◆ EXERCISE INPUT
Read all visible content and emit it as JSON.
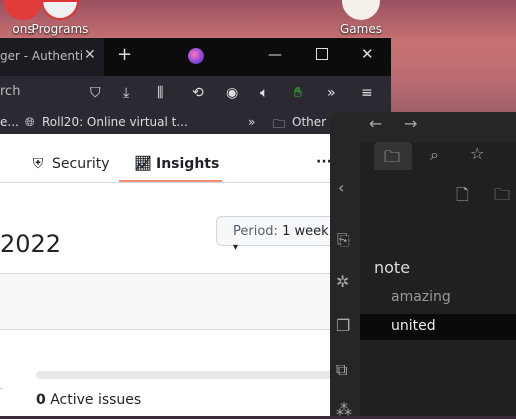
{
  "desktop": {
    "icons": [
      {
        "label": "ons"
      },
      {
        "label": "Programs"
      },
      {
        "label": "Games"
      }
    ]
  },
  "firefox": {
    "tab_title": "ger - Authentica",
    "new_tab": "+",
    "address_placeholder": "rch",
    "bookmarks": [
      {
        "label": "e..."
      },
      {
        "label": "Roll20: Online virtual t..."
      },
      {
        "label": "Other B"
      }
    ]
  },
  "github": {
    "tabs": [
      {
        "label": "Security"
      },
      {
        "label": "Insights"
      }
    ],
    "more": "···",
    "heading": "2022",
    "period_label": "Period:",
    "period_value": "1 week",
    "active_issues_count": "0",
    "active_issues_label": "Active issues"
  },
  "obsidian": {
    "folder": "note",
    "files": [
      {
        "label": "amazing"
      },
      {
        "label": "united"
      }
    ]
  }
}
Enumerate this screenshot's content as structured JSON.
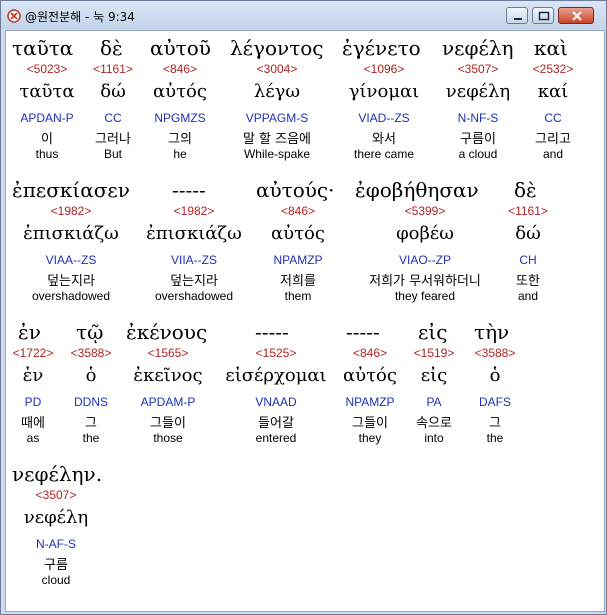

◆ REQUIREMENT
Without the pictures, return the entries exactly as they appear.

◆ THE ANSWER
Read all visible content and emit it as JSON.
{
  "desktop": {
    "icons": [
      {
        "label": "ons"
      },
      {
        "label": "Programs"
      },
      {
        "label": "Games"
      }
    ]
  },
  "firefox": {
    "tab_title": "ger - Authentica",
    "new_tab": "+",
    "address_placeholder": "rch",
    "bookmarks": [
      {
        "label": "e..."
      },
      {
        "label": "Roll20: Online virtual t..."
      },
      {
        "label": "Other B"
      }
    ]
  },
  "github": {
    "tabs": [
      {
        "label": "Security"
      },
      {
        "label": "Insights"
      }
    ],
    "more": "···",
    "heading": "2022",
    "period_label": "Period:",
    "period_value": "1 week",
    "active_issues_count": "0",
    "active_issues_label": "Active issues"
  },
  "obsidian": {
    "folder": "note",
    "files": [
      {
        "label": "amazing"
      },
      {
        "label": "united"
      }
    ]
  }
}
Enumerate this screenshot's content as structured JSON.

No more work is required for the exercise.